#### [The exercise]
Lines containing "Transcribe" are to be counted. Give the number and nothing more.

#### [Material provided]
## BEGIN

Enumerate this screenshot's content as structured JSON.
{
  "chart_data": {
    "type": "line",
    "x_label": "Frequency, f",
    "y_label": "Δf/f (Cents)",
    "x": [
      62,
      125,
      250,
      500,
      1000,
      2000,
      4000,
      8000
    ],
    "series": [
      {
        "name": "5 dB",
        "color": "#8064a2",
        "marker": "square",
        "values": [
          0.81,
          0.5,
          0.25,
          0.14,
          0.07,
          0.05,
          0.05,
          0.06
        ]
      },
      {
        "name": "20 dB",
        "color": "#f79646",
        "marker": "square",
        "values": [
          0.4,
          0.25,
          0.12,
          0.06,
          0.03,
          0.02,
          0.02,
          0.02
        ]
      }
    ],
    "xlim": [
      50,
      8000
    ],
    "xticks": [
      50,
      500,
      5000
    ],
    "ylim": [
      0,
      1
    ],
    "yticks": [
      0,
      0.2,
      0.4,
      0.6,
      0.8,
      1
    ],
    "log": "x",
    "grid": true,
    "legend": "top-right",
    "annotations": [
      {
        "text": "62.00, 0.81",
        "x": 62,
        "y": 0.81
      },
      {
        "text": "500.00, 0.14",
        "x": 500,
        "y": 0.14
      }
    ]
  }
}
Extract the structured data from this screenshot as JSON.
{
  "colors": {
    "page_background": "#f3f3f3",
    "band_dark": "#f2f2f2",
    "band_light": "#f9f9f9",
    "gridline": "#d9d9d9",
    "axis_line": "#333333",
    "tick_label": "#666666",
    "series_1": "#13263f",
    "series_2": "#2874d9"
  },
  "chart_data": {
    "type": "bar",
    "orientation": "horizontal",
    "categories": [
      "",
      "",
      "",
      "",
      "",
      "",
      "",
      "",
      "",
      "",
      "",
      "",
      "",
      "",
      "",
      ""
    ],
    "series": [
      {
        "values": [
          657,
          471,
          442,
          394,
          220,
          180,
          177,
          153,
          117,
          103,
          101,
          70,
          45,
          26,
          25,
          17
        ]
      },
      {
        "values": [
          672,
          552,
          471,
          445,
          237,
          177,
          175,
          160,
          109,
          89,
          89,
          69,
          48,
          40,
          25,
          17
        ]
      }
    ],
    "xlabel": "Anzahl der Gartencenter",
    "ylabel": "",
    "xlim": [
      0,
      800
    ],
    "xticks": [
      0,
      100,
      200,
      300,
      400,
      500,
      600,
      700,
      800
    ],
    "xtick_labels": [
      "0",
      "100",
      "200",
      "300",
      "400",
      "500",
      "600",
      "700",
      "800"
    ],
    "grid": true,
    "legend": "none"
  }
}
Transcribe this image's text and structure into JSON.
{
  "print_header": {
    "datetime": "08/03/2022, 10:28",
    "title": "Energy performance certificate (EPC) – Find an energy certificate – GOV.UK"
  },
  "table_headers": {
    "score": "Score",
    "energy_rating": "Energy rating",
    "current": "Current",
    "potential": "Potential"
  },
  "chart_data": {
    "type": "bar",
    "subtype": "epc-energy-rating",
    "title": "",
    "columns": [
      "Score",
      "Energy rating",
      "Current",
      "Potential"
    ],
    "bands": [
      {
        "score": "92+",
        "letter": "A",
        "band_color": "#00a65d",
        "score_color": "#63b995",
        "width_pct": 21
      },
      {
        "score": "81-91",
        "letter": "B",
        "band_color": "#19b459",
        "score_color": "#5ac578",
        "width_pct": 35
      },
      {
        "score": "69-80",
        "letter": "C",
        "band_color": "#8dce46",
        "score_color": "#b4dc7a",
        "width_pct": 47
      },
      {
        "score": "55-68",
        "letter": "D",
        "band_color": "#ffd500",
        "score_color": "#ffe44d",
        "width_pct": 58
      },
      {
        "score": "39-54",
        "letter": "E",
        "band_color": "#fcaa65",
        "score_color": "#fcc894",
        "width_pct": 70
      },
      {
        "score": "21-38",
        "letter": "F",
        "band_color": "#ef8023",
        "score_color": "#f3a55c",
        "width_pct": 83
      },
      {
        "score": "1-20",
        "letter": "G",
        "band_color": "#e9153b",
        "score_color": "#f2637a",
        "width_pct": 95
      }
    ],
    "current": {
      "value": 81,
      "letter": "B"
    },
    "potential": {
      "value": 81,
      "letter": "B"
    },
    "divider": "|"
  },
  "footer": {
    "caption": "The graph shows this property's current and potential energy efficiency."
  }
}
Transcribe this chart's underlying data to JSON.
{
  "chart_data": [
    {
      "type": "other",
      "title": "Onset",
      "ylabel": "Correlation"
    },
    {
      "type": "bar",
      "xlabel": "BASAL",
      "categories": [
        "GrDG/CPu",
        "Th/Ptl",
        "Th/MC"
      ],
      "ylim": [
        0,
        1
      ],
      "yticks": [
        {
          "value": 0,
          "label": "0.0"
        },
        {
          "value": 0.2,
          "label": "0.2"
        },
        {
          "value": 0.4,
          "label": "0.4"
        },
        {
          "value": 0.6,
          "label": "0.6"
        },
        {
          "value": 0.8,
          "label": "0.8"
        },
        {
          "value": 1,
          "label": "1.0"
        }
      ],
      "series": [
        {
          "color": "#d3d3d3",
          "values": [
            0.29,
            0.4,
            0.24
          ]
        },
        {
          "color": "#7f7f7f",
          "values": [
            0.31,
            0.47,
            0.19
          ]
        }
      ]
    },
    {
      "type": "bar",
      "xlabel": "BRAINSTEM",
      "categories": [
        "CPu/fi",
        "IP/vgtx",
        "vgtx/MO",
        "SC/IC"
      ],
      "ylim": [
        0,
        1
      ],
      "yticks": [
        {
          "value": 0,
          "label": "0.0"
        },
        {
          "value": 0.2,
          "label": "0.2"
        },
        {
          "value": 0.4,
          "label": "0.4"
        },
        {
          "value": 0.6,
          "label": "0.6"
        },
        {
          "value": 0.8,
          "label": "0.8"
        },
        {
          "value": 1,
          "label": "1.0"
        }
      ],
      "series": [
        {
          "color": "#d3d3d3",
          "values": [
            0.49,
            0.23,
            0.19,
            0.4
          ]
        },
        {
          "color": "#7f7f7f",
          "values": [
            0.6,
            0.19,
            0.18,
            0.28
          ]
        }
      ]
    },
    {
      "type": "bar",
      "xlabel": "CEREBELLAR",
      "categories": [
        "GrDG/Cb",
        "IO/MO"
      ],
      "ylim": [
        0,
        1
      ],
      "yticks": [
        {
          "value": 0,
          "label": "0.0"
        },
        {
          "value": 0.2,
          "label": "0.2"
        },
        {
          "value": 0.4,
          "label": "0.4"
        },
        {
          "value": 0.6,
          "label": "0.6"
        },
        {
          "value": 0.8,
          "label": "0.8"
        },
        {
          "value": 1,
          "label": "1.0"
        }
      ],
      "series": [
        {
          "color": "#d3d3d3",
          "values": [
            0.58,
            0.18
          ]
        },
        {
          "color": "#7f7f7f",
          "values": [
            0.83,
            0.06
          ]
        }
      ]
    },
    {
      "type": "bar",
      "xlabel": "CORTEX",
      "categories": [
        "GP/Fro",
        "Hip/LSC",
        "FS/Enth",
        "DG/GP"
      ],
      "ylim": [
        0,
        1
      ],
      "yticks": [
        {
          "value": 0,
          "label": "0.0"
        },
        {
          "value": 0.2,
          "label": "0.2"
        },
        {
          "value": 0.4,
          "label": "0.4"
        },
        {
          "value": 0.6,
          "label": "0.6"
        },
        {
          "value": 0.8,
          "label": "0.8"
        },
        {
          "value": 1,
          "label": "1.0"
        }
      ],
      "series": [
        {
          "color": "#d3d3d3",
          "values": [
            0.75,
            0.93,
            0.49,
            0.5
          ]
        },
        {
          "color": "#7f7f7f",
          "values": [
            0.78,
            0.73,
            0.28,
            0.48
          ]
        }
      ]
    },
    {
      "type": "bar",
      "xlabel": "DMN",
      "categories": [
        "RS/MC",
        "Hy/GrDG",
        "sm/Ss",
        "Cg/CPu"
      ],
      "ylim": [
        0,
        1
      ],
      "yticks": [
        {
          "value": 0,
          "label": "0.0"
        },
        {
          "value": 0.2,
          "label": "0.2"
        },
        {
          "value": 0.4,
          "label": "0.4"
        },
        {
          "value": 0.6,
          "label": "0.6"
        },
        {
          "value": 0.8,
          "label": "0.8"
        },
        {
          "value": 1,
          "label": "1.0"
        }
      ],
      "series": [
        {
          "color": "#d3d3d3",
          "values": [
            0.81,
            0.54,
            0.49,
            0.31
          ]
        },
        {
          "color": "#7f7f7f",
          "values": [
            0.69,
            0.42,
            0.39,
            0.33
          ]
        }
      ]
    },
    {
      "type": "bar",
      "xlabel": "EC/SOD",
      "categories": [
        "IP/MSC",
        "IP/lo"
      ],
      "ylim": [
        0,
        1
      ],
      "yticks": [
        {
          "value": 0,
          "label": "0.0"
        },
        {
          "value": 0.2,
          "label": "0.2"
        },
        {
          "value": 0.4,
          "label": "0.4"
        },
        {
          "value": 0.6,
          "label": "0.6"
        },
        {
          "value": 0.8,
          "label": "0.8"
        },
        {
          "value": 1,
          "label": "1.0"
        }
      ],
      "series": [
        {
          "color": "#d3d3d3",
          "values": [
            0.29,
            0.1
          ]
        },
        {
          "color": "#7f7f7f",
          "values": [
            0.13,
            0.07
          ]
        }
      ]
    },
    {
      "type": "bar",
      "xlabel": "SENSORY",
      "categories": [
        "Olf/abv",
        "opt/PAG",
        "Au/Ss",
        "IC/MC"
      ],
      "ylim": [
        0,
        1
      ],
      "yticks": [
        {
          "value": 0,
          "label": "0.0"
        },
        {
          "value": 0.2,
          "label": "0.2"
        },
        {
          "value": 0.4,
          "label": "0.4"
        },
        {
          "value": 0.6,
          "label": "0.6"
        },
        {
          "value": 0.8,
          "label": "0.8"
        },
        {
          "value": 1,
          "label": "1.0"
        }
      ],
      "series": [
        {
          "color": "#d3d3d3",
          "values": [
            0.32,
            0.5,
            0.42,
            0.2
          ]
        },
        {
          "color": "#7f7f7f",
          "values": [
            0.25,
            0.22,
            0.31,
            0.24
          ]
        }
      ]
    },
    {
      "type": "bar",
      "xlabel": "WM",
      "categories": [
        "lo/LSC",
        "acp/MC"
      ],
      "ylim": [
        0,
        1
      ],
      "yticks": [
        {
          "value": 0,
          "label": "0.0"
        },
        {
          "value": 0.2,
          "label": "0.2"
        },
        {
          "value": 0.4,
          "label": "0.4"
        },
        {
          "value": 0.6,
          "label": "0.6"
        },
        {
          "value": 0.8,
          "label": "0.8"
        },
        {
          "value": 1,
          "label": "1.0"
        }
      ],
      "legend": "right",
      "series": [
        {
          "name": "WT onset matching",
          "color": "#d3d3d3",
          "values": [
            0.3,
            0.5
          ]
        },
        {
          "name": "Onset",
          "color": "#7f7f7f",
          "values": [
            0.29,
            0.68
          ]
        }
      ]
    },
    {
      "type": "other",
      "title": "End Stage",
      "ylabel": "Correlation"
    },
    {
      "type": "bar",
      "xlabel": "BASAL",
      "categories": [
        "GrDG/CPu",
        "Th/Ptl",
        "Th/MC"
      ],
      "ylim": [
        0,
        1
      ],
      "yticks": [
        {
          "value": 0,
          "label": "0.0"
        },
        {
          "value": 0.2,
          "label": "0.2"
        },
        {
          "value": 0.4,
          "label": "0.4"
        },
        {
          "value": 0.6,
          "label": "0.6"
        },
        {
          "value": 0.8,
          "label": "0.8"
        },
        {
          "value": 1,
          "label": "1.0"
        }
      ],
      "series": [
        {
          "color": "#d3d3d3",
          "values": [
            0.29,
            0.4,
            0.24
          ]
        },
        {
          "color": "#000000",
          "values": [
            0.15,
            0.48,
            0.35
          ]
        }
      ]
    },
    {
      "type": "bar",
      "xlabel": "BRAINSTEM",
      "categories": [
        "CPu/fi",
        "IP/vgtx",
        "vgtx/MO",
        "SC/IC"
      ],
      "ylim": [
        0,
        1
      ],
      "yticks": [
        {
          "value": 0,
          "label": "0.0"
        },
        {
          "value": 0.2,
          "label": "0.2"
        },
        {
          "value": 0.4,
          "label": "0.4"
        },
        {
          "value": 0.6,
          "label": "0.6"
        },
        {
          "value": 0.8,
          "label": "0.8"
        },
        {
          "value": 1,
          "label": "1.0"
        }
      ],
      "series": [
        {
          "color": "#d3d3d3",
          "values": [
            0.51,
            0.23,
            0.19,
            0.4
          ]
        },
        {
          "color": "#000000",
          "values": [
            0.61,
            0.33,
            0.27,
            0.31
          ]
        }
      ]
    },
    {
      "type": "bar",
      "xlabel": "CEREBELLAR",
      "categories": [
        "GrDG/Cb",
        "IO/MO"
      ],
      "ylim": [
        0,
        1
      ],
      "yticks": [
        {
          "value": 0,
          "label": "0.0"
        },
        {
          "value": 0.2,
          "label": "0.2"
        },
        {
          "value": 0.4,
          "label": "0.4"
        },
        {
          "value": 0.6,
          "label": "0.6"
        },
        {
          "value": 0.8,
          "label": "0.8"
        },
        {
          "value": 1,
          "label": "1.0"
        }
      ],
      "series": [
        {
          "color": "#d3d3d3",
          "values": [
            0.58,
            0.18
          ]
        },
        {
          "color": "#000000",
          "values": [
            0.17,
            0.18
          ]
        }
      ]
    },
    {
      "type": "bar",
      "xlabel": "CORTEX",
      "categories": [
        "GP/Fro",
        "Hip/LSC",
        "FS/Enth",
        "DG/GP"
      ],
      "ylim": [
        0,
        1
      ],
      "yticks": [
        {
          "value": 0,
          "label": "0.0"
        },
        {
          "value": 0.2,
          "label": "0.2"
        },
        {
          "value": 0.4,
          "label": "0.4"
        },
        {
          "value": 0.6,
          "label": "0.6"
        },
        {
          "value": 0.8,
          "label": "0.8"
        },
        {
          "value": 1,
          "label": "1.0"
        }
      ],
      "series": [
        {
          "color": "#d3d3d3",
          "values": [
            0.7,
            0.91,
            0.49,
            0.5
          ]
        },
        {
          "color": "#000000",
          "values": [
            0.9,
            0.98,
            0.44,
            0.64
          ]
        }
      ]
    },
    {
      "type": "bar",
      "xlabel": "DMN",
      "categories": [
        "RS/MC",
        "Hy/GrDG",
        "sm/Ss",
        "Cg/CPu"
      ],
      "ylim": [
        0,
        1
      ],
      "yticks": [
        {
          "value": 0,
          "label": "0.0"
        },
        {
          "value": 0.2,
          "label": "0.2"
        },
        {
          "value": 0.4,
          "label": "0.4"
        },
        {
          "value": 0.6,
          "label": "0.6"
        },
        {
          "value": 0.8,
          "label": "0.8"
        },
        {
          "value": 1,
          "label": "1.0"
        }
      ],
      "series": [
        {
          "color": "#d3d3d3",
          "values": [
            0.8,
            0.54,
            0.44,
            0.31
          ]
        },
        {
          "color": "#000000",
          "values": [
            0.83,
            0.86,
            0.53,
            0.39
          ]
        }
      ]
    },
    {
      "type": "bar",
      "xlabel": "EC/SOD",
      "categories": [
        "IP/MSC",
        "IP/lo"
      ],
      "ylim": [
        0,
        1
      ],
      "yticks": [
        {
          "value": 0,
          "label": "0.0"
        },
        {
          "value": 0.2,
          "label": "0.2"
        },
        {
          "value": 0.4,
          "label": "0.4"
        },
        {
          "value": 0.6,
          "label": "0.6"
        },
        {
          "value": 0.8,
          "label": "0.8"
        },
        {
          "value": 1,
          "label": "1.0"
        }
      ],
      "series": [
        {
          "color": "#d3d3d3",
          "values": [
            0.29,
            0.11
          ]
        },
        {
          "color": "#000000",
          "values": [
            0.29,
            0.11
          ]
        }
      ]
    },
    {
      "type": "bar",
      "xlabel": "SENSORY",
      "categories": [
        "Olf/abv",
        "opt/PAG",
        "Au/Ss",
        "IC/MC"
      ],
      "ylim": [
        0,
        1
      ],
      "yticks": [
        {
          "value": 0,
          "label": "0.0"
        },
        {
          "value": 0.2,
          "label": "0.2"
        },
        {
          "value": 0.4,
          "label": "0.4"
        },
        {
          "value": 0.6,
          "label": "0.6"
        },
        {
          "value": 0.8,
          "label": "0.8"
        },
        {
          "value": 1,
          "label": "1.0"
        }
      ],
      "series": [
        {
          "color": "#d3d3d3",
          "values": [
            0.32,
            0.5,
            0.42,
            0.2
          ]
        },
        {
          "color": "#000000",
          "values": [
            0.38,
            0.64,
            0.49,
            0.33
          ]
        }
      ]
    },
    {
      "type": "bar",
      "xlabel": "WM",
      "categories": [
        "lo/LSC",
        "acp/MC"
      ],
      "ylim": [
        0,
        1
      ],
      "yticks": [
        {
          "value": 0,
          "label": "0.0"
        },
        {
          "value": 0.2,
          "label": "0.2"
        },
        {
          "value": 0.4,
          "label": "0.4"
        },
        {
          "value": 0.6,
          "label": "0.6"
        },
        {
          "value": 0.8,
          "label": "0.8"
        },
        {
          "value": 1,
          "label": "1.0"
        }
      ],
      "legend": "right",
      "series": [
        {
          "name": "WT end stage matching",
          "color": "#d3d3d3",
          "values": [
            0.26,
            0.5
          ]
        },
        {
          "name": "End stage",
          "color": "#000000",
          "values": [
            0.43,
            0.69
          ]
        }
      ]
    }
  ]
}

## END

#### [Finished exercise]
2